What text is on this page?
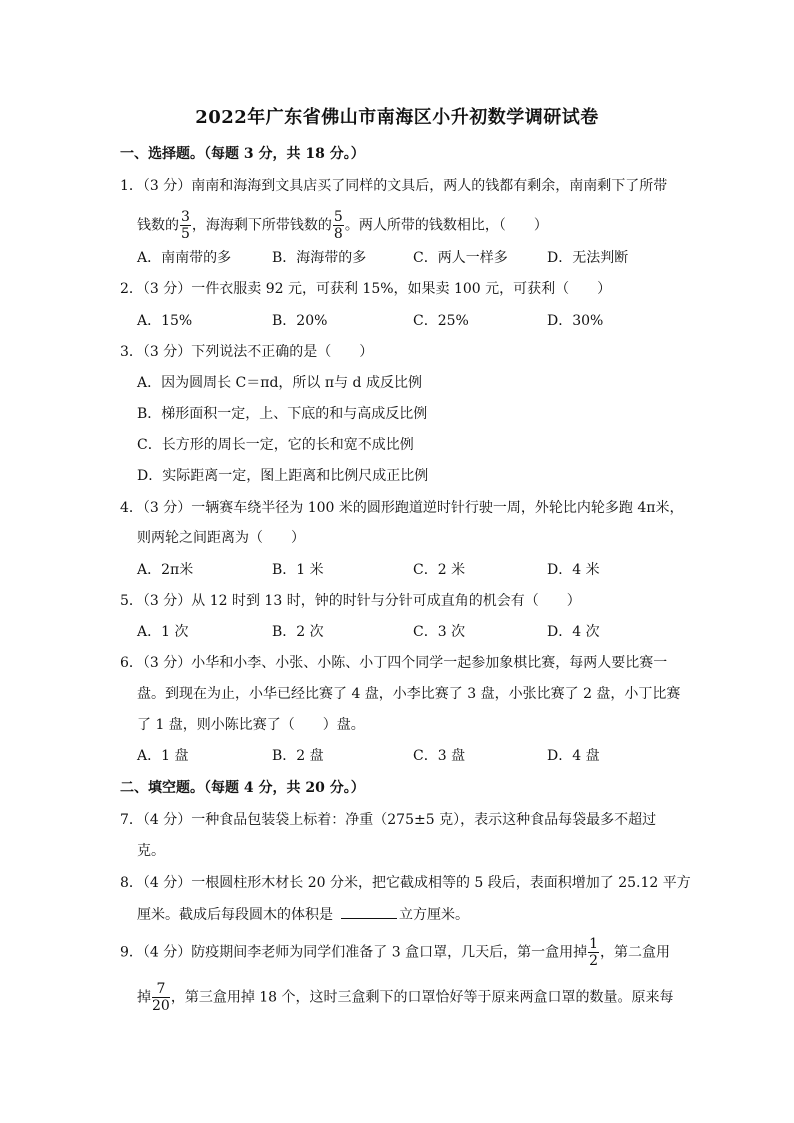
2022年广东省佛山市南海区小升初数学调研试卷
一、选择题。（每题 3 分，共 18 分。）
1．（3 分）南南和海海到文具店买了同样的文具后，两人的钱都有剩余，南南剩下了所带
钱数的 $\frac{3}{5}$ ，海海剩下所带钱数的 $\frac{5}{8}$ 。两人所带的钱数相比，（　　）
A．南南带的多	B．海海带的多	C．两人一样多	D．无法判断
2．（3 分）一件衣服卖 92 元，可获利 15%，如果卖 100 元，可获利（　　）
A．15%	B．20%	C．25%	D．30%
3．（3 分）下列说法不正确的是（　　）
A．因为圆周长 C＝πd，所以 π与 d 成反比例
B．梯形面积一定，上、下底的和与高成反比例
C．长方形的周长一定，它的长和宽不成比例
D．实际距离一定，图上距离和比例尺成正比例
4．（3 分）一辆赛车绕半径为 100 米的圆形跑道逆时针行驶一周，外轮比内轮多跑 4π米，
则两轮之间距离为（　　）
A．2π米	B．1 米	C．2 米	D．4 米
5．（3 分）从 12 时到 13 时，钟的时针与分针可成直角的机会有（　　）
A．1 次	B．2 次	C．3 次	D．4 次
6．（3 分）小华和小李、小张、小陈、小丁四个同学一起参加象棋比赛，每两人要比赛一
盘。到现在为止，小华已经比赛了 4 盘，小李比赛了 3 盘，小张比赛了 2 盘，小丁比赛
了 1 盘，则小陈比赛了（　　）盘。
A．1 盘	B．2 盘	C．3 盘	D．4 盘
二、填空题。（每题 4 分，共 20 分。）
7．（4 分）一种食品包装袋上标着：净重（275±5 克），表示这种食品每袋最多不超过
克。
8．（4 分）一根圆柱形木材长 20 分米，把它截成相等的 5 段后，表面积增加了 25.12 平方
厘米。截成后每段圆木的体积是	立方厘米。
9．（4 分）防疫期间李老师为同学们准备了 3 盒口罩，几天后，第一盒用掉 $\frac{1}{2}$ ，第二盒用
掉 $\frac{7}{20}$ ，第三盒用掉 18 个，这时三盒剩下的口罩恰好等于原来两盒口罩的数量。原来每
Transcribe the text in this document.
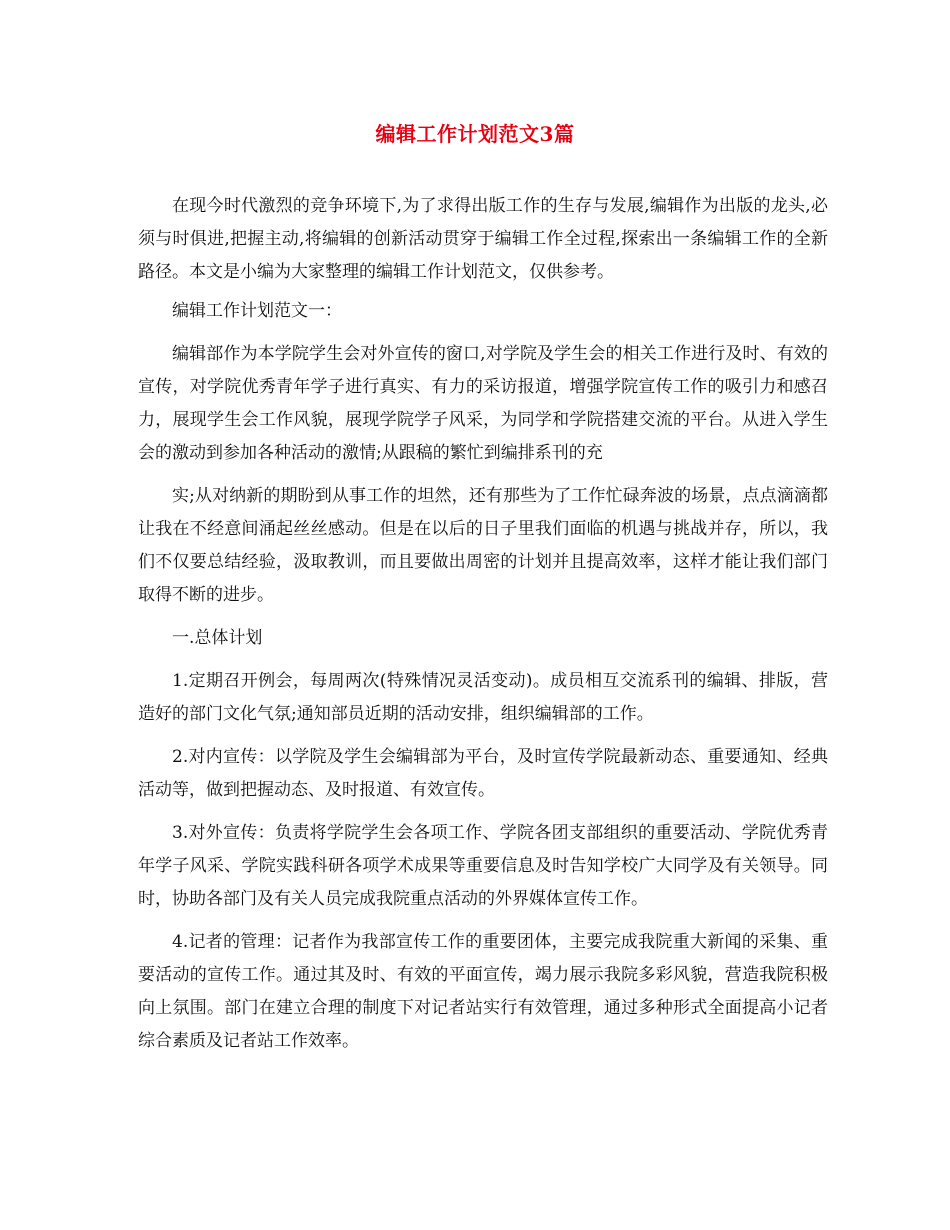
编辑工作计划范文3篇

在现今时代激烈的竞争环境下,为了求得出版工作的生存与发展,编辑作为出版的龙头,必须与时俱进,把握主动,将编辑的创新活动贯穿于编辑工作全过程,探索出一条编辑工作的全新路径。本文是小编为大家整理的编辑工作计划范文，仅供参考。

编辑工作计划范文一：

编辑部作为本学院学生会对外宣传的窗口,对学院及学生会的相关工作进行及时、有效的宣传，对学院优秀青年学子进行真实、有力的采访报道，增强学院宣传工作的吸引力和感召力，展现学生会工作风貌，展现学院学子风采，为同学和学院搭建交流的平台。从进入学生会的激动到参加各种活动的激情;从跟稿的繁忙到编排系刊的充

实;从对纳新的期盼到从事工作的坦然，还有那些为了工作忙碌奔波的场景，点点滴滴都让我在不经意间涌起丝丝感动。但是在以后的日子里我们面临的机遇与挑战并存，所以，我们不仅要总结经验，汲取教训，而且要做出周密的计划并且提高效率，这样才能让我们部门取得不断的进步。

一.总体计划

1.定期召开例会，每周两次(特殊情况灵活变动)。成员相互交流系刊的编辑、排版，营造好的部门文化气氛;通知部员近期的活动安排，组织编辑部的工作。

2.对内宣传：以学院及学生会编辑部为平台，及时宣传学院最新动态、重要通知、经典活动等，做到把握动态、及时报道、有效宣传。

3.对外宣传：负责将学院学生会各项工作、学院各团支部组织的重要活动、学院优秀青年学子风采、学院实践科研各项学术成果等重要信息及时告知学校广大同学及有关领导。同时，协助各部门及有关人员完成我院重点活动的外界媒体宣传工作。

4.记者的管理：记者作为我部宣传工作的重要团体，主要完成我院重大新闻的采集、重要活动的宣传工作。通过其及时、有效的平面宣传，竭力展示我院多彩风貌，营造我院积极向上氛围。部门在建立合理的制度下对记者站实行有效管理，通过多种形式全面提高小记者综合素质及记者站工作效率。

====================

STATED EXERCISE:
All of the lines above should be printed exactly, minus the pictures.

RESULT OF THIS EXERCISE:
What text is on this page?
2022年广东省佛山市南海区小升初数学调研试卷
一、选择题。（每题 3 分，共 18 分。）
1．（3 分）南南和海海到文具店买了同样的文具后，两人的钱都有剩余，南南剩下了所带
钱数的 $\frac{3}{5}$ ，海海剩下所带钱数的 $\frac{5}{8}$ 。两人所带的钱数相比，（　　）
A．南南带的多	B．海海带的多	C．两人一样多	D．无法判断
2．（3 分）一件衣服卖 92 元，可获利 15%，如果卖 100 元，可获利（　　）
A．15%	B．20%	C．25%	D．30%
3．（3 分）下列说法不正确的是（　　）
A．因为圆周长 C＝πd，所以 π与 d 成反比例
B．梯形面积一定，上、下底的和与高成反比例
C．长方形的周长一定，它的长和宽不成比例
D．实际距离一定，图上距离和比例尺成正比例
4．（3 分）一辆赛车绕半径为 100 米的圆形跑道逆时针行驶一周，外轮比内轮多跑 4π米，
则两轮之间距离为（　　）
A．2π米	B．1 米	C．2 米	D．4 米
5．（3 分）从 12 时到 13 时，钟的时针与分针可成直角的机会有（　　）
A．1 次	B．2 次	C．3 次	D．4 次
6．（3 分）小华和小李、小张、小陈、小丁四个同学一起参加象棋比赛，每两人要比赛一
盘。到现在为止，小华已经比赛了 4 盘，小李比赛了 3 盘，小张比赛了 2 盘，小丁比赛
了 1 盘，则小陈比赛了（　　）盘。
A．1 盘	B．2 盘	C．3 盘	D．4 盘
二、填空题。（每题 4 分，共 20 分。）
7．（4 分）一种食品包装袋上标着：净重（275±5 克），表示这种食品每袋最多不超过
克。
8．（4 分）一根圆柱形木材长 20 分米，把它截成相等的 5 段后，表面积增加了 25.12 平方
厘米。截成后每段圆木的体积是	立方厘米。
9．（4 分）防疫期间李老师为同学们准备了 3 盒口罩，几天后，第一盒用掉 $\frac{1}{2}$ ，第二盒用
掉 $\frac{7}{20}$ ，第三盒用掉 18 个，这时三盒剩下的口罩恰好等于原来两盒口罩的数量。原来每
Transcribe the text in this document.
编辑工作计划范文3篇

在现今时代激烈的竞争环境下,为了求得出版工作的生存与发展,编辑作为出版的龙头,必须与时俱进,把握主动,将编辑的创新活动贯穿于编辑工作全过程,探索出一条编辑工作的全新路径。本文是小编为大家整理的编辑工作计划范文，仅供参考。

编辑工作计划范文一：

编辑部作为本学院学生会对外宣传的窗口,对学院及学生会的相关工作进行及时、有效的宣传，对学院优秀青年学子进行真实、有力的采访报道，增强学院宣传工作的吸引力和感召力，展现学生会工作风貌，展现学院学子风采，为同学和学院搭建交流的平台。从进入学生会的激动到参加各种活动的激情;从跟稿的繁忙到编排系刊的充

实;从对纳新的期盼到从事工作的坦然，还有那些为了工作忙碌奔波的场景，点点滴滴都让我在不经意间涌起丝丝感动。但是在以后的日子里我们面临的机遇与挑战并存，所以，我们不仅要总结经验，汲取教训，而且要做出周密的计划并且提高效率，这样才能让我们部门取得不断的进步。

一.总体计划

1.定期召开例会，每周两次(特殊情况灵活变动)。成员相互交流系刊的编辑、排版，营造好的部门文化气氛;通知部员近期的活动安排，组织编辑部的工作。

2.对内宣传：以学院及学生会编辑部为平台，及时宣传学院最新动态、重要通知、经典活动等，做到把握动态、及时报道、有效宣传。

3.对外宣传：负责将学院学生会各项工作、学院各团支部组织的重要活动、学院优秀青年学子风采、学院实践科研各项学术成果等重要信息及时告知学校广大同学及有关领导。同时，协助各部门及有关人员完成我院重点活动的外界媒体宣传工作。

4.记者的管理：记者作为我部宣传工作的重要团体，主要完成我院重大新闻的采集、重要活动的宣传工作。通过其及时、有效的平面宣传，竭力展示我院多彩风貌，营造我院积极向上氛围。部门在建立合理的制度下对记者站实行有效管理，通过多种形式全面提高小记者综合素质及记者站工作效率。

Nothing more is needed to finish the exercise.